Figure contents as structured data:
Start

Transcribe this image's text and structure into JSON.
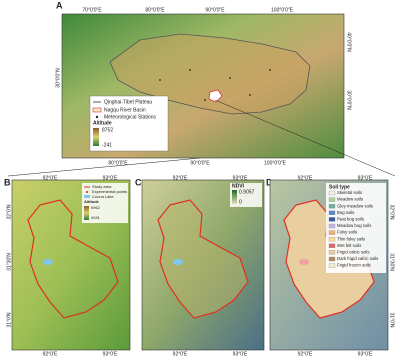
{
  "panel_a": {
    "label": "A",
    "top_ticks": [
      "70°0'0\"E",
      "80°0'0\"E",
      "90°0'0\"E",
      "100°0'0\"E"
    ],
    "bottom_ticks": [
      "80°0'0\"E",
      "90°0'0\"E",
      "100°0'0\"E"
    ],
    "left_ticks": [
      "30°0'0\"N"
    ],
    "right_ticks": [
      "40°0'0\"N",
      "30°0'0\"N"
    ],
    "legend": {
      "items": [
        "Qinghai-Tibet Plateau",
        "Nagqu River Basin",
        "Meteorological Stations"
      ],
      "ramp_title": "Altitude",
      "ramp_high": "8752",
      "ramp_low": "-241"
    }
  },
  "panel_b": {
    "label": "B",
    "top_ticks": [
      "92°0'E",
      "93°0'E"
    ],
    "bottom_ticks": [
      "92°0'E",
      "93°0'E"
    ],
    "left_ticks": [
      "32°0'N",
      "31°30'N",
      "31°0'N"
    ],
    "legend": {
      "items": [
        "Study area",
        "Experimental points",
        "Cuona Lake"
      ],
      "ramp_title": "Altitude",
      "ramp_high": "5962",
      "ramp_low": "4041"
    }
  },
  "panel_c": {
    "label": "C",
    "top_ticks": [
      "92°0'E",
      "93°0'E"
    ],
    "bottom_ticks": [
      "92°0'E",
      "93°0'E"
    ],
    "legend": {
      "ramp_title": "NDVI",
      "ramp_high": "0.9057",
      "ramp_low": "0"
    }
  },
  "panel_d": {
    "label": "D",
    "top_ticks": [
      "92°0'E",
      "93°0'E"
    ],
    "bottom_ticks": [
      "92°0'E",
      "93°0'E"
    ],
    "right_ticks": [
      "32°0'N",
      "31°30'N",
      "31°0'N"
    ],
    "legend": {
      "title": "Soil type",
      "items": [
        "Skeletal soils",
        "Meadow soils",
        "Gley meadow soils",
        "Bog soils",
        "Peat bog soils",
        "Meadow bog soils",
        "Fulvy soils",
        "Thin fulvy soils",
        "Wet felt soils",
        "Frigid calcic soils",
        "Dark frigid calcic soils",
        "Frigid frozen soils"
      ]
    }
  }
}
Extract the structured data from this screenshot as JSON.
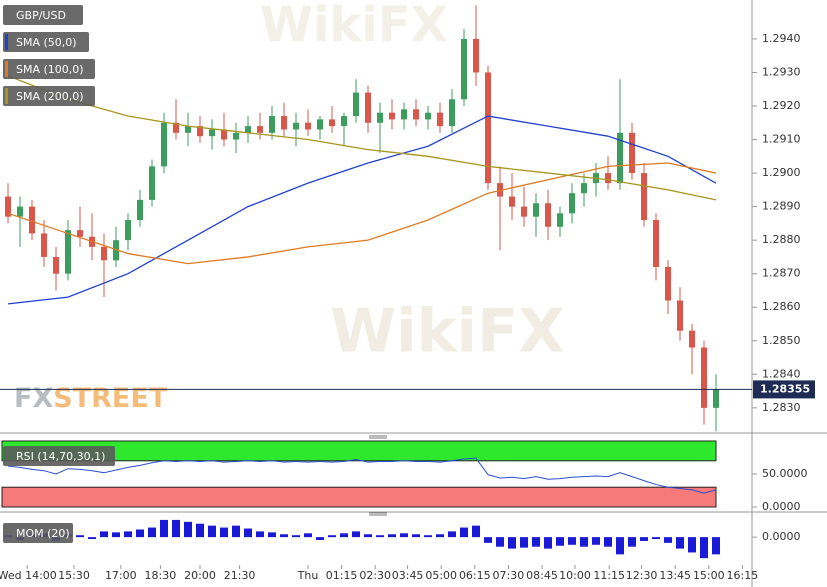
{
  "watermark": [
    "FX",
    "STREET",
    "WikiFX"
  ],
  "chart_data": [
    {
      "type": "candlestick",
      "title": "GBP/USD",
      "ylim": [
        1.28228,
        1.29516
      ],
      "yticks": [
        {
          "value": 1.283,
          "label": "1.2830"
        },
        {
          "value": 1.284,
          "label": "1.2840"
        },
        {
          "value": 1.285,
          "label": "1.2850"
        },
        {
          "value": 1.286,
          "label": "1.2860"
        },
        {
          "value": 1.287,
          "label": "1.2870"
        },
        {
          "value": 1.288,
          "label": "1.2880"
        },
        {
          "value": 1.289,
          "label": "1.2890"
        },
        {
          "value": 1.29,
          "label": "1.2900"
        },
        {
          "value": 1.291,
          "label": "1.2910"
        },
        {
          "value": 1.292,
          "label": "1.2920"
        },
        {
          "value": 1.293,
          "label": "1.2930"
        },
        {
          "value": 1.294,
          "label": "1.2940"
        }
      ],
      "xticks": [
        {
          "value": 1.6,
          "label": "Wed 14:00"
        },
        {
          "value": 5.5,
          "label": "15:30"
        },
        {
          "value": 9.4,
          "label": "17:00"
        },
        {
          "value": 12.7,
          "label": "18:30"
        },
        {
          "value": 16,
          "label": "20:00"
        },
        {
          "value": 19.3,
          "label": "21:30"
        },
        {
          "value": 25,
          "label": "Thu"
        },
        {
          "value": 27.8,
          "label": "01:15"
        },
        {
          "value": 30.6,
          "label": "02:30"
        },
        {
          "value": 33.3,
          "label": "03:45"
        },
        {
          "value": 36.1,
          "label": "05:00"
        },
        {
          "value": 38.9,
          "label": "06:15"
        },
        {
          "value": 41.7,
          "label": "07:30"
        },
        {
          "value": 44.5,
          "label": "08:45"
        },
        {
          "value": 47.25,
          "label": "10:00"
        },
        {
          "value": 50.1,
          "label": "11:15"
        },
        {
          "value": 52.8,
          "label": "12:30"
        },
        {
          "value": 55.6,
          "label": "13:45"
        },
        {
          "value": 58.4,
          "label": "15:00"
        },
        {
          "value": 61.2,
          "label": "16:15"
        }
      ],
      "last_price": 1.28355,
      "up_color": "#3c9d5d",
      "down_color": "#d9574a",
      "open": [
        1.2893,
        1.2887,
        1.289,
        1.2882,
        1.2875,
        1.287,
        1.2883,
        1.2881,
        1.2878,
        1.2874,
        1.288,
        1.2886,
        1.2892,
        1.2902,
        1.2915,
        1.2912,
        1.2914,
        1.2911,
        1.2913,
        1.291,
        1.2912,
        1.2914,
        1.2912,
        1.2917,
        1.2913,
        1.2915,
        1.2913,
        1.2916,
        1.2914,
        1.2917,
        1.2924,
        1.2915,
        1.2918,
        1.2916,
        1.2919,
        1.2916,
        1.2918,
        1.2914,
        1.2922,
        1.294,
        1.293,
        1.2897,
        1.2893,
        1.289,
        1.2887,
        1.2891,
        1.2884,
        1.2888,
        1.2894,
        1.2897,
        1.29,
        1.2897,
        1.2912,
        1.29,
        1.2886,
        1.2872,
        1.2862,
        1.2853,
        1.2848,
        1.283
      ],
      "high": [
        1.2897,
        1.2893,
        1.2892,
        1.2886,
        1.2878,
        1.2886,
        1.289,
        1.2888,
        1.2882,
        1.2884,
        1.2888,
        1.2895,
        1.2904,
        1.2918,
        1.2922,
        1.2918,
        1.2917,
        1.2916,
        1.2918,
        1.2915,
        1.2917,
        1.2918,
        1.292,
        1.2921,
        1.2918,
        1.2919,
        1.2917,
        1.292,
        1.2918,
        1.2928,
        1.2926,
        1.2921,
        1.2922,
        1.2921,
        1.2922,
        1.292,
        1.2921,
        1.2925,
        1.2943,
        1.295,
        1.2932,
        1.2902,
        1.29,
        1.2896,
        1.2894,
        1.2895,
        1.289,
        1.2897,
        1.29,
        1.2903,
        1.2905,
        1.2928,
        1.2915,
        1.2903,
        1.2888,
        1.2874,
        1.2866,
        1.2855,
        1.285,
        1.284
      ],
      "low": [
        1.2885,
        1.2878,
        1.288,
        1.2872,
        1.2865,
        1.2868,
        1.2878,
        1.2874,
        1.2863,
        1.2872,
        1.2877,
        1.2884,
        1.289,
        1.29,
        1.291,
        1.2908,
        1.2909,
        1.2907,
        1.2908,
        1.2906,
        1.2909,
        1.291,
        1.291,
        1.2911,
        1.2908,
        1.2911,
        1.291,
        1.2912,
        1.2908,
        1.2915,
        1.2912,
        1.2906,
        1.2913,
        1.2913,
        1.2914,
        1.2913,
        1.2912,
        1.2912,
        1.292,
        1.2926,
        1.2895,
        1.2877,
        1.2886,
        1.2884,
        1.2881,
        1.288,
        1.2881,
        1.2885,
        1.289,
        1.2893,
        1.2895,
        1.2895,
        1.2898,
        1.2884,
        1.2868,
        1.2858,
        1.285,
        1.284,
        1.2825,
        1.2823
      ],
      "close": [
        1.2887,
        1.289,
        1.2882,
        1.2875,
        1.287,
        1.2883,
        1.2881,
        1.2878,
        1.2874,
        1.288,
        1.2886,
        1.2892,
        1.2902,
        1.2915,
        1.2912,
        1.2914,
        1.2911,
        1.2913,
        1.291,
        1.2912,
        1.2914,
        1.2912,
        1.2917,
        1.2913,
        1.2915,
        1.2913,
        1.2916,
        1.2914,
        1.2917,
        1.2924,
        1.2915,
        1.2918,
        1.2916,
        1.2919,
        1.2916,
        1.2918,
        1.2914,
        1.2922,
        1.294,
        1.293,
        1.2897,
        1.2893,
        1.289,
        1.2887,
        1.2891,
        1.2884,
        1.2888,
        1.2894,
        1.2897,
        1.29,
        1.2897,
        1.2912,
        1.29,
        1.2886,
        1.2872,
        1.2862,
        1.2853,
        1.2848,
        1.283,
        1.28355
      ],
      "series": [
        {
          "name": "SMA (50,0)",
          "color": "#2140d0",
          "x": [
            0,
            5,
            10,
            15,
            20,
            25,
            30,
            35,
            40,
            45,
            50,
            55,
            59
          ],
          "values": [
            1.2861,
            1.2863,
            1.287,
            1.288,
            1.289,
            1.2897,
            1.2903,
            1.2908,
            1.2917,
            1.2914,
            1.2911,
            1.2905,
            1.2897
          ]
        },
        {
          "name": "SMA (100,0)",
          "color": "#e07a20",
          "x": [
            0,
            5,
            10,
            15,
            20,
            25,
            30,
            35,
            40,
            45,
            50,
            55,
            59
          ],
          "values": [
            1.2888,
            1.2882,
            1.2876,
            1.2873,
            1.2875,
            1.2878,
            1.288,
            1.2886,
            1.2894,
            1.2898,
            1.2902,
            1.2903,
            1.29
          ]
        },
        {
          "name": "SMA (200,0)",
          "color": "#a8951c",
          "x": [
            0,
            5,
            10,
            15,
            20,
            25,
            30,
            35,
            40,
            45,
            50,
            55,
            59
          ],
          "values": [
            1.2929,
            1.2922,
            1.2917,
            1.2914,
            1.2912,
            1.291,
            1.2907,
            1.2905,
            1.2902,
            1.29,
            1.2898,
            1.2895,
            1.2892
          ]
        }
      ]
    },
    {
      "type": "line",
      "title": "RSI (14,70,30,1)",
      "ylim": [
        0,
        100
      ],
      "yticks": [
        {
          "value": 0,
          "label": "0.0000"
        },
        {
          "value": 50,
          "label": "50.0000"
        }
      ],
      "overbought": 70,
      "oversold": 30,
      "color": "#2b4fd6",
      "values": [
        62,
        60,
        57,
        55,
        50,
        58,
        57,
        55,
        52,
        56,
        60,
        63,
        67,
        70,
        69,
        70,
        69,
        70,
        68,
        69,
        70,
        69,
        70,
        68,
        69,
        68,
        69,
        68,
        69,
        72,
        68,
        69,
        69,
        70,
        69,
        69,
        68,
        70,
        73,
        74,
        49,
        44,
        45,
        43,
        46,
        42,
        43,
        45,
        46,
        47,
        46,
        52,
        46,
        40,
        34,
        30,
        28,
        26,
        21,
        26
      ]
    },
    {
      "type": "bar",
      "title": "MOM (20)",
      "ylim": [
        -0.0026,
        0.002
      ],
      "yticks": [
        {
          "value": 0,
          "label": "0.0000"
        }
      ],
      "color": "#1a1ad6",
      "values": [
        0.0002,
        -0.0003,
        0.0003,
        0.0004,
        -0.0004,
        0.0003,
        0.0002,
        -0.0002,
        0.0006,
        0.0005,
        0.0006,
        0.0008,
        0.001,
        0.0018,
        0.0018,
        0.0016,
        0.0014,
        0.0012,
        0.001,
        0.0012,
        0.0009,
        0.0006,
        0.0005,
        0.0003,
        0.0002,
        0.0004,
        -0.0003,
        0.0002,
        0.0004,
        0.0006,
        0.0003,
        0.0002,
        0.0003,
        0.0004,
        0.0003,
        0.0002,
        0.0003,
        0.0006,
        0.001,
        0.0012,
        -0.0006,
        -0.001,
        -0.0012,
        -0.0011,
        -0.001,
        -0.0012,
        -0.0009,
        -0.0008,
        -0.001,
        -0.0008,
        -0.001,
        -0.0018,
        -0.001,
        -0.0004,
        -0.0002,
        -0.0006,
        -0.0012,
        -0.0016,
        -0.0022,
        -0.0018
      ]
    }
  ]
}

End

• GIVEN TASK
Of the lines above, how many include the word "name"? Reply with the number alone.

• THE SOLUTION
3